Task instructions:
Write out the data line for line, starting at its first line and ending at the line that contains "volume-bar: [580, 448, 582, 466]". Include both of those lines.
## start
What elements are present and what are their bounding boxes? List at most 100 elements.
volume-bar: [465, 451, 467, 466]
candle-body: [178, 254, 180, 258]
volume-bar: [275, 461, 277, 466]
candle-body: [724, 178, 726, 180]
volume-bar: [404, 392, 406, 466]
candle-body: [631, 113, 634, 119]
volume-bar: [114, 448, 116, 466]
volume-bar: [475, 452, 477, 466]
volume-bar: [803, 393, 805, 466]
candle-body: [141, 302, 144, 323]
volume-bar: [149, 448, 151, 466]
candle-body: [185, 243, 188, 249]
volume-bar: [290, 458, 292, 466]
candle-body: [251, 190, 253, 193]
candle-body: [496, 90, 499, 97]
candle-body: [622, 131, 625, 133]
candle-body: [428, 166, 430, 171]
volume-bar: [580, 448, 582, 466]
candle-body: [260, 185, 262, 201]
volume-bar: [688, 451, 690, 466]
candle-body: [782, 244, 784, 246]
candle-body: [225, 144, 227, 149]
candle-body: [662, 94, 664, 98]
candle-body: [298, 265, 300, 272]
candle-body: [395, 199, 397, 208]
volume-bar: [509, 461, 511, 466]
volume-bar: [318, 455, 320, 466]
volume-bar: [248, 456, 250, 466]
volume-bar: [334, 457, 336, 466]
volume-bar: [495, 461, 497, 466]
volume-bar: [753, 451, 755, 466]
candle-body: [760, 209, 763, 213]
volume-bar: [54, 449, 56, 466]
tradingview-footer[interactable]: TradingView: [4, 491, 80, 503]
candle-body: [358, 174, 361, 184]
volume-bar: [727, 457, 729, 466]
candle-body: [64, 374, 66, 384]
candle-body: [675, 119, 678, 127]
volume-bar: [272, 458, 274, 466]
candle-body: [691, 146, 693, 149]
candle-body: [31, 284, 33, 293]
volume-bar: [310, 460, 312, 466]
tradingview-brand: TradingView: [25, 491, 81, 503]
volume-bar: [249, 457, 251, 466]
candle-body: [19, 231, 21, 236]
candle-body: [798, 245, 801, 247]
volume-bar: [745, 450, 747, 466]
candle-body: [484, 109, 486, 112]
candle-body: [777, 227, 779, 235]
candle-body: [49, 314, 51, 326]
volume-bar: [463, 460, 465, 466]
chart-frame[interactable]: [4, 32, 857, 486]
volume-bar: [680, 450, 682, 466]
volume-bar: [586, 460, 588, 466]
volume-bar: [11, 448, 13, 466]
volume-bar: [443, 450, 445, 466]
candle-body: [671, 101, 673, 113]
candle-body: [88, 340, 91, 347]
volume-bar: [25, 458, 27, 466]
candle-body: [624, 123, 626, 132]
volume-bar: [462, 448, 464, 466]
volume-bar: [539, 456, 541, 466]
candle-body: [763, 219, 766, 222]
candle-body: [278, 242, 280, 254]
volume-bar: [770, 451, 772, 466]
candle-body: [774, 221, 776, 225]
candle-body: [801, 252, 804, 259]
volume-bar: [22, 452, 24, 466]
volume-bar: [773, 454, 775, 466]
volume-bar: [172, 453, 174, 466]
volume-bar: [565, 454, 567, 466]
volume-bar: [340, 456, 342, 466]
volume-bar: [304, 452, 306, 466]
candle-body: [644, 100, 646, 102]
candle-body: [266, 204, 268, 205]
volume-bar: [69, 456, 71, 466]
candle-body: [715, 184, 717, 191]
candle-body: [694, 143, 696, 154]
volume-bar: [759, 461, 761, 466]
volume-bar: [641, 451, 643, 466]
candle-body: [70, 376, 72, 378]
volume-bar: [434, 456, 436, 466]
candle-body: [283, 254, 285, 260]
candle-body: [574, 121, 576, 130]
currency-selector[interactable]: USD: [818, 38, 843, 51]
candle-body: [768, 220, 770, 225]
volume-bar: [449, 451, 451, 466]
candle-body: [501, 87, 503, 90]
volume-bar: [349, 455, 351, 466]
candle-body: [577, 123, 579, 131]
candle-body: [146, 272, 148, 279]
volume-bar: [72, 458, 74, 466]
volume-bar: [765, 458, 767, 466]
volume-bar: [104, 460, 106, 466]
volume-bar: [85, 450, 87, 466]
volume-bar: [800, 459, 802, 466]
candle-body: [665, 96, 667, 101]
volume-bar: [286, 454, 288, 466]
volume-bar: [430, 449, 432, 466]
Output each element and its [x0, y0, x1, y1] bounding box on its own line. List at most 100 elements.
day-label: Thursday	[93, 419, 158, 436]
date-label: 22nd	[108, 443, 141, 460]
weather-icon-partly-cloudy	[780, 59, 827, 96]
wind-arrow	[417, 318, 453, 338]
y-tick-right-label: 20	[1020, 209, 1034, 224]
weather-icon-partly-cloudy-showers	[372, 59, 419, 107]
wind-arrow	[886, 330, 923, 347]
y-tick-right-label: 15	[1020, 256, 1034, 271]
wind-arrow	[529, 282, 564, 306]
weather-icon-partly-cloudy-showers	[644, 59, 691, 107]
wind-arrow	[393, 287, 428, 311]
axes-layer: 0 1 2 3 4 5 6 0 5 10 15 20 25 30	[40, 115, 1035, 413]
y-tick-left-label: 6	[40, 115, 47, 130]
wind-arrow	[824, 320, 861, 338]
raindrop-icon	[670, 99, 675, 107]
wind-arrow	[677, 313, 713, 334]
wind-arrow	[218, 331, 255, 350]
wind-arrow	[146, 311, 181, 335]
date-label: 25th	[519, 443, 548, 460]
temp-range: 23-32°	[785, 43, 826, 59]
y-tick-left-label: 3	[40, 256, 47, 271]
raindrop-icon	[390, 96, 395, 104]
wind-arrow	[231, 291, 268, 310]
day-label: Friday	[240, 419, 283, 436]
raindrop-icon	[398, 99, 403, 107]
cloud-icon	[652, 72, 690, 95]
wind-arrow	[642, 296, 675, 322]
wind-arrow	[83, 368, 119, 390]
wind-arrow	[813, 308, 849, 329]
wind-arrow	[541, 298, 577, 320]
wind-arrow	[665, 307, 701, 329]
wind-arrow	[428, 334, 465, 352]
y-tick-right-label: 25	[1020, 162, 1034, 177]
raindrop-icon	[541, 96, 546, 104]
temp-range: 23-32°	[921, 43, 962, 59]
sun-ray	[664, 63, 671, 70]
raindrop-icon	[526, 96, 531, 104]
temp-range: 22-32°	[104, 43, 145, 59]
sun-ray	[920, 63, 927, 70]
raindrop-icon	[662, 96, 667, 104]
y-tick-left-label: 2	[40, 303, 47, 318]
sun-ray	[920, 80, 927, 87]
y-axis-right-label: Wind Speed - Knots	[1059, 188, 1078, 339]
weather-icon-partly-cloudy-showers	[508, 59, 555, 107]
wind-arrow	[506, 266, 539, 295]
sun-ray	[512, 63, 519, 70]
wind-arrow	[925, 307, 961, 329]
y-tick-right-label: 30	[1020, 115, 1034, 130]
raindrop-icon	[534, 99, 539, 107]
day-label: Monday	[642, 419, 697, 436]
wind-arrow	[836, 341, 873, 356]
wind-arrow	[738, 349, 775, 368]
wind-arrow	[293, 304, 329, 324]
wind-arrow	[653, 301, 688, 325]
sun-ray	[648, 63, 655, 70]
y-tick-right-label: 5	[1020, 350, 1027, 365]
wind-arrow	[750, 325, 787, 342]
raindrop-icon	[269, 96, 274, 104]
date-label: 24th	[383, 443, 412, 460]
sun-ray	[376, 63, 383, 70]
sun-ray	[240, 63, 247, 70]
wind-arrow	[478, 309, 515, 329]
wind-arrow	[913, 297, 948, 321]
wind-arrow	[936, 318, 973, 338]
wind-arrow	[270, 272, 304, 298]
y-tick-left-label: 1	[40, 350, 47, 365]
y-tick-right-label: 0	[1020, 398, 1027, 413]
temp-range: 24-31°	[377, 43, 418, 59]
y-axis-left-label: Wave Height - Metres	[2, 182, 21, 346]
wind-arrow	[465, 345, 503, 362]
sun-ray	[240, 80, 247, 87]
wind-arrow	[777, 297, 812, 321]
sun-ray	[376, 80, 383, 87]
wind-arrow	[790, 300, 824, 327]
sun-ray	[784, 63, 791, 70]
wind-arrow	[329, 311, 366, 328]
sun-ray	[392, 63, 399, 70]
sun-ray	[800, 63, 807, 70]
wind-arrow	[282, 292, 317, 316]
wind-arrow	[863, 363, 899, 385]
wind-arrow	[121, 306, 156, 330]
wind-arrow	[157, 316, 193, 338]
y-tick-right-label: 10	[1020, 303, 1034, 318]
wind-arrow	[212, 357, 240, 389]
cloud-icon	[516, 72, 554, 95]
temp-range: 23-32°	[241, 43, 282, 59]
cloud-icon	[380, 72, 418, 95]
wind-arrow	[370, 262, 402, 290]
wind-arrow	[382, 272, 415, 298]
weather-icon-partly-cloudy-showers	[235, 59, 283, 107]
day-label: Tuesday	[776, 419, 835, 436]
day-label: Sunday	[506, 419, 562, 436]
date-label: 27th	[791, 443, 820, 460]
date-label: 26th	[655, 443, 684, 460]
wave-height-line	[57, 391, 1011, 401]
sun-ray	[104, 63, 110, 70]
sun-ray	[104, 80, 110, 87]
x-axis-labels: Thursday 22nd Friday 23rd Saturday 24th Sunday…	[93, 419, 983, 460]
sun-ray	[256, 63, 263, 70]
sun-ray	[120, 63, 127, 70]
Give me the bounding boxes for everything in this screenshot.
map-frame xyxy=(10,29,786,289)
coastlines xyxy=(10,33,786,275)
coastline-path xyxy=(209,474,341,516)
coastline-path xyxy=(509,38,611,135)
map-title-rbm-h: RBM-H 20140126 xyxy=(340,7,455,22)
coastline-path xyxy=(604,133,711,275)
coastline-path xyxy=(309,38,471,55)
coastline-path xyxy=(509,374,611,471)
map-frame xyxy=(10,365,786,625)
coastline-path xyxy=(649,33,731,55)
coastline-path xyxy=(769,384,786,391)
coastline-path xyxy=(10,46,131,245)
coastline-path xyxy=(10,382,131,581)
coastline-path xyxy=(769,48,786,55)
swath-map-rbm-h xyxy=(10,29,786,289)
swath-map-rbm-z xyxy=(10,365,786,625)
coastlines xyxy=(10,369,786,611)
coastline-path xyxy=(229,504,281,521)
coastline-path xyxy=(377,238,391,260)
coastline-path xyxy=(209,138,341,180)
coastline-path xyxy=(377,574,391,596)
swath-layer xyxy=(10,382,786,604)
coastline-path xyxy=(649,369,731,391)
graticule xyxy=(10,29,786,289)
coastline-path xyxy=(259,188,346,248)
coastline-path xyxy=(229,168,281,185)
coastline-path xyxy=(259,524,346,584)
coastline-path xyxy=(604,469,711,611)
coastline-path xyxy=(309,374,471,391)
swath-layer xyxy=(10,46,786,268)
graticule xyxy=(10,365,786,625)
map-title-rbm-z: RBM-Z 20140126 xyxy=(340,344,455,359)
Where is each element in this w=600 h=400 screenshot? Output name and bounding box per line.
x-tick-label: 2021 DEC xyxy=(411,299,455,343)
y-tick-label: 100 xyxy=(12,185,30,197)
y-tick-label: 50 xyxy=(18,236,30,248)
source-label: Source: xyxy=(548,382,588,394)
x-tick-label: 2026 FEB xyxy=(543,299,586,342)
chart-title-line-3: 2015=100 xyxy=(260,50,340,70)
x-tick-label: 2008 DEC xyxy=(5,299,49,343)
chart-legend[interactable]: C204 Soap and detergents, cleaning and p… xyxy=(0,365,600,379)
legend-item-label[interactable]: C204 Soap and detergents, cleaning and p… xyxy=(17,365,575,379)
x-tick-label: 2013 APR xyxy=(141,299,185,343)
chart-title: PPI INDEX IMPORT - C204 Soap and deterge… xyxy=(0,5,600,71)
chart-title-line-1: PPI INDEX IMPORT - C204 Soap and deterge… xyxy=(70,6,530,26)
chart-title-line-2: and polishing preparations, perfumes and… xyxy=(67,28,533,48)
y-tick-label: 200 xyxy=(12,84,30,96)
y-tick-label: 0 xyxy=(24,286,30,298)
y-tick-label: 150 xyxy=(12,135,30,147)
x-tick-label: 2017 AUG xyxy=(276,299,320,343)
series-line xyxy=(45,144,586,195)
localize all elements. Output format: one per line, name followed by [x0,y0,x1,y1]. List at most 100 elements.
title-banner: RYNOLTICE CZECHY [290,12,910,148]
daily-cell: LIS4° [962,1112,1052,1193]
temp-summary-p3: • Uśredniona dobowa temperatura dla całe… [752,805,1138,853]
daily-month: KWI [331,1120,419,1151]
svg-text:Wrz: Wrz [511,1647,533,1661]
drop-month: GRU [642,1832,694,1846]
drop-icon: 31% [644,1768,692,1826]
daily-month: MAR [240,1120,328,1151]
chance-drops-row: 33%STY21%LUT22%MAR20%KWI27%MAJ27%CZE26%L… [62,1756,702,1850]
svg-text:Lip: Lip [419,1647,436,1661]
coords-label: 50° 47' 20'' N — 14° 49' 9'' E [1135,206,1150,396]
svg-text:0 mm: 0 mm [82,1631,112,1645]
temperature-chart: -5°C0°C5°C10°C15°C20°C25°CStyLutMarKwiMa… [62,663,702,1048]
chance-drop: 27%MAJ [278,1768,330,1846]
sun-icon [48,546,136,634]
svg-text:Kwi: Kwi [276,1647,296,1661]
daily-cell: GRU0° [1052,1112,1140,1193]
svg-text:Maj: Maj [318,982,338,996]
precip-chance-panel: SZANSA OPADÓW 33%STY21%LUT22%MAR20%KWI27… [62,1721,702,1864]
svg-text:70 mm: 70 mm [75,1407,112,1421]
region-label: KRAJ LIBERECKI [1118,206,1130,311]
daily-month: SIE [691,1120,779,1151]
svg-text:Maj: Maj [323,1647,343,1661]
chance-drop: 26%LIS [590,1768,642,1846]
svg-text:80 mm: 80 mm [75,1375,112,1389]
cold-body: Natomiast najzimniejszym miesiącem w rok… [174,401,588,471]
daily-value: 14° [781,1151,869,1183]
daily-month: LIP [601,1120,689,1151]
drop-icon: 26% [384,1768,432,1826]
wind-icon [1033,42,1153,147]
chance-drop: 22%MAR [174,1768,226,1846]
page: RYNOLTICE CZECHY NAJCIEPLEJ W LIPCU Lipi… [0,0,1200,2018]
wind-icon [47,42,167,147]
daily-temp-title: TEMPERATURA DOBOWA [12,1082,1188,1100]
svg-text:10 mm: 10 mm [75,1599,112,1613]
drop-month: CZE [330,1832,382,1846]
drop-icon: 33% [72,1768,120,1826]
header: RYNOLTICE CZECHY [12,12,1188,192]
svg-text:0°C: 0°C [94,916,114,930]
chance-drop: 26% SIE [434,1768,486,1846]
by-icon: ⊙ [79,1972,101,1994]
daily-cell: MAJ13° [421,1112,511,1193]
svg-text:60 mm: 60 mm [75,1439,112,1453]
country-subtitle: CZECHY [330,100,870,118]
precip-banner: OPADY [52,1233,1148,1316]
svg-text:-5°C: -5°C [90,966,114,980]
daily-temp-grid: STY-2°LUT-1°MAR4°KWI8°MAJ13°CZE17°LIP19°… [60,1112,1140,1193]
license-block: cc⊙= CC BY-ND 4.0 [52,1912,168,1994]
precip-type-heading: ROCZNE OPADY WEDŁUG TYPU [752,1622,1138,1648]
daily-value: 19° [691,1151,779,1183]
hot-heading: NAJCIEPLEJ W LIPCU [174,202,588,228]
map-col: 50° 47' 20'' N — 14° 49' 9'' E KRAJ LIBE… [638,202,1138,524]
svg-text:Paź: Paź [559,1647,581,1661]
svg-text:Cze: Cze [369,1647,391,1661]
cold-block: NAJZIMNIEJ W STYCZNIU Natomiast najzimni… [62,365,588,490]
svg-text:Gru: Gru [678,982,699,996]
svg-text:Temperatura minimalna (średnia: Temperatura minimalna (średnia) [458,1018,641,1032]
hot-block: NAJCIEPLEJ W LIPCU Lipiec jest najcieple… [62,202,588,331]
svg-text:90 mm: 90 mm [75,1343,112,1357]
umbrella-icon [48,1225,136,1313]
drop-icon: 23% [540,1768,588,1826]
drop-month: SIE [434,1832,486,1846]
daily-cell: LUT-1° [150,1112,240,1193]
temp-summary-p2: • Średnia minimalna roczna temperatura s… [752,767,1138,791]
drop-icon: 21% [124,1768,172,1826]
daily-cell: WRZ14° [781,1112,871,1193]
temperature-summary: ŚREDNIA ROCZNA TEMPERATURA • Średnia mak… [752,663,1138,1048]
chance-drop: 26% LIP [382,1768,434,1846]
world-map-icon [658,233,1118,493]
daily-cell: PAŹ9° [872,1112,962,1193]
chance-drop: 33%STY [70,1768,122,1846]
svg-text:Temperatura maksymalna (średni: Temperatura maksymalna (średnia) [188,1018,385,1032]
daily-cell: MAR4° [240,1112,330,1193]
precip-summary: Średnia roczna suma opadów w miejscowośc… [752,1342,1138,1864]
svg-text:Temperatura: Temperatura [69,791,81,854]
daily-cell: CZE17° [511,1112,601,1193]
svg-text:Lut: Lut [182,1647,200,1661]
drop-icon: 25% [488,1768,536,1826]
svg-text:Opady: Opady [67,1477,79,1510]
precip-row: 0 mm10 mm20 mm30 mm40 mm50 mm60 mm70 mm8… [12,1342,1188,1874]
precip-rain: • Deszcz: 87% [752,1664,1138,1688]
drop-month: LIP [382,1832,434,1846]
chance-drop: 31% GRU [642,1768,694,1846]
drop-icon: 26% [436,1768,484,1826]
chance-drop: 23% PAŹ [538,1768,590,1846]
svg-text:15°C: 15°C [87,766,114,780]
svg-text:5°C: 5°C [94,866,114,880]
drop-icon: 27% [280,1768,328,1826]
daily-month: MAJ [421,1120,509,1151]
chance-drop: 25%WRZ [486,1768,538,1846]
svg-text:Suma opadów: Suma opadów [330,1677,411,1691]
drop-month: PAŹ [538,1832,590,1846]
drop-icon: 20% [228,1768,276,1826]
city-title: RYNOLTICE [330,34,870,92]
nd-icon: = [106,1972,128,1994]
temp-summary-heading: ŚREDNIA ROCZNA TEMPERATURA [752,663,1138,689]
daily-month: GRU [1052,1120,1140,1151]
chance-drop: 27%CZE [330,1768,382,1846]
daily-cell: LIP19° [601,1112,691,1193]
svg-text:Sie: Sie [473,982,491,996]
## end
Result of this exercise:
What elements are present and what are their bounding boxes? List at most 100 elements.
volume-bar: [465, 451, 467, 466]
candle-body: [178, 254, 180, 258]
volume-bar: [275, 461, 277, 466]
candle-body: [724, 178, 726, 180]
volume-bar: [404, 392, 406, 466]
candle-body: [631, 113, 634, 119]
volume-bar: [114, 448, 116, 466]
volume-bar: [475, 452, 477, 466]
volume-bar: [803, 393, 805, 466]
candle-body: [141, 302, 144, 323]
volume-bar: [149, 448, 151, 466]
candle-body: [185, 243, 188, 249]
volume-bar: [290, 458, 292, 466]
candle-body: [251, 190, 253, 193]
candle-body: [496, 90, 499, 97]
candle-body: [622, 131, 625, 133]
candle-body: [428, 166, 430, 171]
volume-bar: [580, 448, 582, 466]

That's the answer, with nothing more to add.